* **Problem details**
Using the records below, count the lines with "this" in them. Give the number only.

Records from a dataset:
/---
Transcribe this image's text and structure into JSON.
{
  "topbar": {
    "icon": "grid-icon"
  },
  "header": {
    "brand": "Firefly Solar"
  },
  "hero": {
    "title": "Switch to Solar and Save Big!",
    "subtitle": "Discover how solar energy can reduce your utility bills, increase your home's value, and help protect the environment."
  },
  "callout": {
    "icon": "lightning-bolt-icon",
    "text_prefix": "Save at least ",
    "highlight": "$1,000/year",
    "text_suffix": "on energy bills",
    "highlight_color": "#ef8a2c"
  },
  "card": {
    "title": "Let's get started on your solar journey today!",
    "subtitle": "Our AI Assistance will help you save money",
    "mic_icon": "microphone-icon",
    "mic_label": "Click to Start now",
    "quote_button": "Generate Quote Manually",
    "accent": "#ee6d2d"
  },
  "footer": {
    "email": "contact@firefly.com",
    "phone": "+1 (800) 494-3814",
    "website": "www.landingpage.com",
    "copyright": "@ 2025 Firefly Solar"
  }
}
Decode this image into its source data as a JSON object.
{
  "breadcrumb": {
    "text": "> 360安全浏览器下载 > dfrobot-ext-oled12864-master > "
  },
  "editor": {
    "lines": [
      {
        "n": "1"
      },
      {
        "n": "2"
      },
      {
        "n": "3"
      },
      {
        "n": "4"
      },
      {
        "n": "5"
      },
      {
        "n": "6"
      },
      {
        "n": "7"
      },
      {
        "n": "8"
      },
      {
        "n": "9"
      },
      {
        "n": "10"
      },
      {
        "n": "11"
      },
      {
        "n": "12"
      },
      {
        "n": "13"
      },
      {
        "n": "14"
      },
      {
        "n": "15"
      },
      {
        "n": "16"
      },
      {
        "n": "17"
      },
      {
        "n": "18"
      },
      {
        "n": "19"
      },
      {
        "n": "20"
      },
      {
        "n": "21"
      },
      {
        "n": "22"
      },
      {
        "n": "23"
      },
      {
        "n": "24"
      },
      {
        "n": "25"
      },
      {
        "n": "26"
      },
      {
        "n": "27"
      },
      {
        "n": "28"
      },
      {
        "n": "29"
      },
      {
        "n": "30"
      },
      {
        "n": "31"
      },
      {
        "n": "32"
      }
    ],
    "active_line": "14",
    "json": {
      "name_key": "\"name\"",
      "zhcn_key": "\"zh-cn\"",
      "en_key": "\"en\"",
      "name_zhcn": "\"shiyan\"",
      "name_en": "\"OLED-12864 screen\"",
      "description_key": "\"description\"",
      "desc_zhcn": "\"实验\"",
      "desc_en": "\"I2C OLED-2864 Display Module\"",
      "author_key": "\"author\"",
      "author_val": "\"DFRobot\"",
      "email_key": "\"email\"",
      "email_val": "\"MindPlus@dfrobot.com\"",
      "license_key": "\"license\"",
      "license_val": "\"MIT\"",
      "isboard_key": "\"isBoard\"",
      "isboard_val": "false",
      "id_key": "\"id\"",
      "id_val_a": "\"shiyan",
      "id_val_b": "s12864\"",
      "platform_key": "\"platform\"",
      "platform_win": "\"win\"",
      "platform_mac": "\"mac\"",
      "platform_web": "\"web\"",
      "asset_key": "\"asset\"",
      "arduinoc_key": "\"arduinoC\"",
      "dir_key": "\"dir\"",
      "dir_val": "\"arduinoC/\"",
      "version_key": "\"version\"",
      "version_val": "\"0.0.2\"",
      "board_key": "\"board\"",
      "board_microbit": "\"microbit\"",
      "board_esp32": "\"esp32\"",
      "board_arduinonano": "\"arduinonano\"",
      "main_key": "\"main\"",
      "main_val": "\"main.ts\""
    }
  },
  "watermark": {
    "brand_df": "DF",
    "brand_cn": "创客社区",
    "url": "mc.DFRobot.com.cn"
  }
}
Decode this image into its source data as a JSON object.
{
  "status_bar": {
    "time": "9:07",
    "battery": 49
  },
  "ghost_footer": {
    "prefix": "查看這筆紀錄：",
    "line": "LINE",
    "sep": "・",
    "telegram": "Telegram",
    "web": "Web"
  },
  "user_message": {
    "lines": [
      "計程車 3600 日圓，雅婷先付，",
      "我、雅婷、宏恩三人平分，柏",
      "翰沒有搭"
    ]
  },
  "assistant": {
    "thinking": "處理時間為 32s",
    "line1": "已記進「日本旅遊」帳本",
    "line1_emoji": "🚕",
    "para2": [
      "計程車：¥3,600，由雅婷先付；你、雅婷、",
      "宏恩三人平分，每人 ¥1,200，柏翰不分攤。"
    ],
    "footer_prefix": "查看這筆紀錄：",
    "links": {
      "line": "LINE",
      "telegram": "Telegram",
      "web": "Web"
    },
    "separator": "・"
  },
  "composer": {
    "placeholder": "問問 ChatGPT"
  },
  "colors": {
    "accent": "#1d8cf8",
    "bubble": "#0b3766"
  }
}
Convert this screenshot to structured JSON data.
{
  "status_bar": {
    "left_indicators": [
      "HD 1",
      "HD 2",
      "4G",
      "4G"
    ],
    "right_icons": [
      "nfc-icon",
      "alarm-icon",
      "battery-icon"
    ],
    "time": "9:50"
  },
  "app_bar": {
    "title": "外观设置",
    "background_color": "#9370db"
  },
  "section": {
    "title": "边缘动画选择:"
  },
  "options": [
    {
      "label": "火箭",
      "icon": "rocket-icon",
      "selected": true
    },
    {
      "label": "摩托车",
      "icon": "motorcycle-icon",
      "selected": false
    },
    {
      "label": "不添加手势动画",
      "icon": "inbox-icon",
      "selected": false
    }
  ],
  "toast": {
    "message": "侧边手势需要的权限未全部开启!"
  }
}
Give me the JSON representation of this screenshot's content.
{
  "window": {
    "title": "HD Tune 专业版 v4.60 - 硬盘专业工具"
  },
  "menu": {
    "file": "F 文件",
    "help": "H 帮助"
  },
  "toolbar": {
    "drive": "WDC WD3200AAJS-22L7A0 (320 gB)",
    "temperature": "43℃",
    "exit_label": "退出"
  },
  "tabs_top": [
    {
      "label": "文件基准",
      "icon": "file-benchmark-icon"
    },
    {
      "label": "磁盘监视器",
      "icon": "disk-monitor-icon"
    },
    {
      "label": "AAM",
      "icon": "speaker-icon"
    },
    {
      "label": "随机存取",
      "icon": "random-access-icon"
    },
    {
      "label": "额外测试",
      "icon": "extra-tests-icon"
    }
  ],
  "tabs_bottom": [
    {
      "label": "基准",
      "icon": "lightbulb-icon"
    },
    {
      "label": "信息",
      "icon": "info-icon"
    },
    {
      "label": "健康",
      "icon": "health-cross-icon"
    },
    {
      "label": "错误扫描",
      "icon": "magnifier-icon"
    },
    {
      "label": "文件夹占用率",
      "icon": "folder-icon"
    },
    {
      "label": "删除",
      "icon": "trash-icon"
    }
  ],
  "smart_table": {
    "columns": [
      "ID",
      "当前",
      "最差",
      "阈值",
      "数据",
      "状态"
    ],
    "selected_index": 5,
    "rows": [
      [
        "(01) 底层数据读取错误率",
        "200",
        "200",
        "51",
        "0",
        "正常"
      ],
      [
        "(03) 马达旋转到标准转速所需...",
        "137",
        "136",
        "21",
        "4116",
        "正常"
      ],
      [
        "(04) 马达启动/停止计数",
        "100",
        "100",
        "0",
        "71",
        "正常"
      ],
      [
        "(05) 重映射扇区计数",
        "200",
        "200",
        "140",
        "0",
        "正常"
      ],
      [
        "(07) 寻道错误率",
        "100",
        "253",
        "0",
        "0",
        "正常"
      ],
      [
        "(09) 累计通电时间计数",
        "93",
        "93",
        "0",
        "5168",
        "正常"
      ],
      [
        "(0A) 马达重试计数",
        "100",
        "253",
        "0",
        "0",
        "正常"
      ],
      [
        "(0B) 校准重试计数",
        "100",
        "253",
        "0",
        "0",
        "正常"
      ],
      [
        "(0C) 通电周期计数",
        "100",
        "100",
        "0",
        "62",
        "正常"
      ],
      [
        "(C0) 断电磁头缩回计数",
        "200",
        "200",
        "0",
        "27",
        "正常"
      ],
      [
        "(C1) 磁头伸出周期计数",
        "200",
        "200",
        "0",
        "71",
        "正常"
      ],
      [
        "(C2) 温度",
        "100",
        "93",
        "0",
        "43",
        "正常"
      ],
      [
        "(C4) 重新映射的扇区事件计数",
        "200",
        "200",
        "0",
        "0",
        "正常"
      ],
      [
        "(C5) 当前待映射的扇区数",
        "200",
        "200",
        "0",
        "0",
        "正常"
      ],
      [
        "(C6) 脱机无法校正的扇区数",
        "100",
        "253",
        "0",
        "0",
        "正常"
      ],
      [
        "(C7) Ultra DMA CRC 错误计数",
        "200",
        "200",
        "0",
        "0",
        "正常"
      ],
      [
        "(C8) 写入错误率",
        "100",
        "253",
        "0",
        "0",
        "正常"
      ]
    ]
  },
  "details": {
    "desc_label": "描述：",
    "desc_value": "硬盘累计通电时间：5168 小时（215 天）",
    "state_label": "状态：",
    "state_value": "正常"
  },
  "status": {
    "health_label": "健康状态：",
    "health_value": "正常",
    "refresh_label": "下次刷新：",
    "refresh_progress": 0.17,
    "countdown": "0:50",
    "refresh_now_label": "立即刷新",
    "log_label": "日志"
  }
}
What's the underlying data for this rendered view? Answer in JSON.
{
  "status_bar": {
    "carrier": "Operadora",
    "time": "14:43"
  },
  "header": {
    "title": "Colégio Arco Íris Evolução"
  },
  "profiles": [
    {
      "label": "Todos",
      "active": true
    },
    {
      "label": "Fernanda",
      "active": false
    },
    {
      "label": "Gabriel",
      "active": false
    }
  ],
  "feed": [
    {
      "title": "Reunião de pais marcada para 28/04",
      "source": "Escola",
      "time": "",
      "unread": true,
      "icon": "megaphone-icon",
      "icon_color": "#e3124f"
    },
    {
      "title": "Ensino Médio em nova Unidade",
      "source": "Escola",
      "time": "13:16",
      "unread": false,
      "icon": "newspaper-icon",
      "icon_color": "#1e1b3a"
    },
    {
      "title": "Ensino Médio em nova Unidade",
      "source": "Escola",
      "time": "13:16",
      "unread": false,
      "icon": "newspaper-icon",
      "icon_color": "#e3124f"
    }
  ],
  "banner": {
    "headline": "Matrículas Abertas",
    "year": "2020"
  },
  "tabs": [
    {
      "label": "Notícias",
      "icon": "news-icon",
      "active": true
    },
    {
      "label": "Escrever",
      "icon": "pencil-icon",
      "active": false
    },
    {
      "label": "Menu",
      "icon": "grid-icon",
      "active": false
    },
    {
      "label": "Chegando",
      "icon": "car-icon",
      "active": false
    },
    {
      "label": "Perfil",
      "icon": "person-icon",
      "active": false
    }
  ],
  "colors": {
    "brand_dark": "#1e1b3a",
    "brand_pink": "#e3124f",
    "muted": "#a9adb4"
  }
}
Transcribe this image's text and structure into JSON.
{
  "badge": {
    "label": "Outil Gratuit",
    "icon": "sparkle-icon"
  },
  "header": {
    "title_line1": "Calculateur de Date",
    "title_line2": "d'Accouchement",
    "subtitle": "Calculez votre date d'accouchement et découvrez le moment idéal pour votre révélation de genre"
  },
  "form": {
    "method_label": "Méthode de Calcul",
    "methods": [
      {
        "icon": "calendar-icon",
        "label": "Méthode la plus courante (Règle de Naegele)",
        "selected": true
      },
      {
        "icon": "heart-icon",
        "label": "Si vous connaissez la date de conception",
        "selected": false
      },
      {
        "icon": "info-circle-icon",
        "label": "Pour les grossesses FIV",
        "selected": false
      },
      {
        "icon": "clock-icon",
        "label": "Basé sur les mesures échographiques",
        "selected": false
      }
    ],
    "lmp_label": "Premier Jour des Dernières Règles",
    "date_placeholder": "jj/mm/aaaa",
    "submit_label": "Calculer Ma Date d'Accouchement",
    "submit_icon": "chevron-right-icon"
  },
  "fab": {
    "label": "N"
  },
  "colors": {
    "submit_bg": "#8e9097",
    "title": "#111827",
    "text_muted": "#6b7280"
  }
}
\---
* **Complete output**
7